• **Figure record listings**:
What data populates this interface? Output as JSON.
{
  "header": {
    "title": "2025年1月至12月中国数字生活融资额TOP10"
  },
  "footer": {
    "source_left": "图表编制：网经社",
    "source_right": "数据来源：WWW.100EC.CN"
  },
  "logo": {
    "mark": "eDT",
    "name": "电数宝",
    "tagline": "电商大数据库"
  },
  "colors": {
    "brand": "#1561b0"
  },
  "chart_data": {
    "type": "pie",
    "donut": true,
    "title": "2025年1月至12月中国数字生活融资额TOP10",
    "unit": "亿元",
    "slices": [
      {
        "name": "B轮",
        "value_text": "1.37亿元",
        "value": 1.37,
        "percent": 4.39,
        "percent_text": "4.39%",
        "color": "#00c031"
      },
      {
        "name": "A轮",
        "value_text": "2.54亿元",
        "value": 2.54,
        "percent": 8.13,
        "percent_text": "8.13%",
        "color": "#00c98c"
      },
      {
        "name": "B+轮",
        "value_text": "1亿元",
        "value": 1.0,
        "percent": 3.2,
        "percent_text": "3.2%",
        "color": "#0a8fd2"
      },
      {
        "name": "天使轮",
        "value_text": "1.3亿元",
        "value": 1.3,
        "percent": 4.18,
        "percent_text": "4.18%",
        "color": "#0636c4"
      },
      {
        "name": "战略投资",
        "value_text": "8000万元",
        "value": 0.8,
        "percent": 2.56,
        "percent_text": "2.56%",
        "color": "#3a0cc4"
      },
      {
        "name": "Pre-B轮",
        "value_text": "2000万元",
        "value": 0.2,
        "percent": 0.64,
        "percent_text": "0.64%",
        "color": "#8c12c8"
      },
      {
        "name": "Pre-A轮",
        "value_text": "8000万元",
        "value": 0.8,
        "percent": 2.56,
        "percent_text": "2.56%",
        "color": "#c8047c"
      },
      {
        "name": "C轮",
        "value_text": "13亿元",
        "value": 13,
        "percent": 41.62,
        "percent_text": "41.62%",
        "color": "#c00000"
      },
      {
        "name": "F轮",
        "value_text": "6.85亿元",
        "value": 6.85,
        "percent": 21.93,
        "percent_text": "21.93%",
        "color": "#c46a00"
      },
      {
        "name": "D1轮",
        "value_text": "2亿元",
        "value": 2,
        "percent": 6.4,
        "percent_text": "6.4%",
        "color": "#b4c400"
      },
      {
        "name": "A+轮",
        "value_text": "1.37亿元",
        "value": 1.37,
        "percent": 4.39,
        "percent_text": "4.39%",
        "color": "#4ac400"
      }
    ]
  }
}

• **WORK REQUIRED**: Quote all the records exactly, please, leaving none out.

• **SOLUTION**:
What data populates this interface? Output as JSON.
{
  "header": {
    "title": "2025年1月至12月中国数字生活融资额TOP10"
  },
  "footer": {
    "source_left": "图表编制：网经社",
    "source_right": "数据来源：WWW.100EC.CN"
  },
  "logo": {
    "mark": "eDT",
    "name": "电数宝",
    "tagline": "电商大数据库"
  },
  "colors": {
    "brand": "#1561b0"
  },
  "chart_data": {
    "type": "pie",
    "donut": true,
    "title": "2025年1月至12月中国数字生活融资额TOP10",
    "unit": "亿元",
    "slices": [
      {
        "name": "B轮",
        "value_text": "1.37亿元",
        "value": 1.37,
        "percent": 4.39,
        "percent_text": "4.39%",
        "color": "#00c031"
      },
      {
        "name": "A轮",
        "value_text": "2.54亿元",
        "value": 2.54,
        "percent": 8.13,
        "percent_text": "8.13%",
        "color": "#00c98c"
      },
      {
        "name": "B+轮",
        "value_text": "1亿元",
        "value": 1.0,
        "percent": 3.2,
        "percent_text": "3.2%",
        "color": "#0a8fd2"
      },
      {
        "name": "天使轮",
        "value_text": "1.3亿元",
        "value": 1.3,
        "percent": 4.18,
        "percent_text": "4.18%",
        "color": "#0636c4"
      },
      {
        "name": "战略投资",
        "value_text": "8000万元",
        "value": 0.8,
        "percent": 2.56,
        "percent_text": "2.56%",
        "color": "#3a0cc4"
      },
      {
        "name": "Pre-B轮",
        "value_text": "2000万元",
        "value": 0.2,
        "percent": 0.64,
        "percent_text": "0.64%",
        "color": "#8c12c8"
      },
      {
        "name": "Pre-A轮",
        "value_text": "8000万元",
        "value": 0.8,
        "percent": 2.56,
        "percent_text": "2.56%",
        "color": "#c8047c"
      },
      {
        "name": "C轮",
        "value_text": "13亿元",
        "value": 13,
        "percent": 41.62,
        "percent_text": "41.62%",
        "color": "#c00000"
      },
      {
        "name": "F轮",
        "value_text": "6.85亿元",
        "value": 6.85,
        "percent": 21.93,
        "percent_text": "21.93%",
        "color": "#c46a00"
      },
      {
        "name": "D1轮",
        "value_text": "2亿元",
        "value": 2,
        "percent": 6.4,
        "percent_text": "6.4%",
        "color": "#b4c400"
      },
      {
        "name": "A+轮",
        "value_text": "1.37亿元",
        "value": 1.37,
        "percent": 4.39,
        "percent_text": "4.39%",
        "color": "#4ac400"
      }
    ]
  }
}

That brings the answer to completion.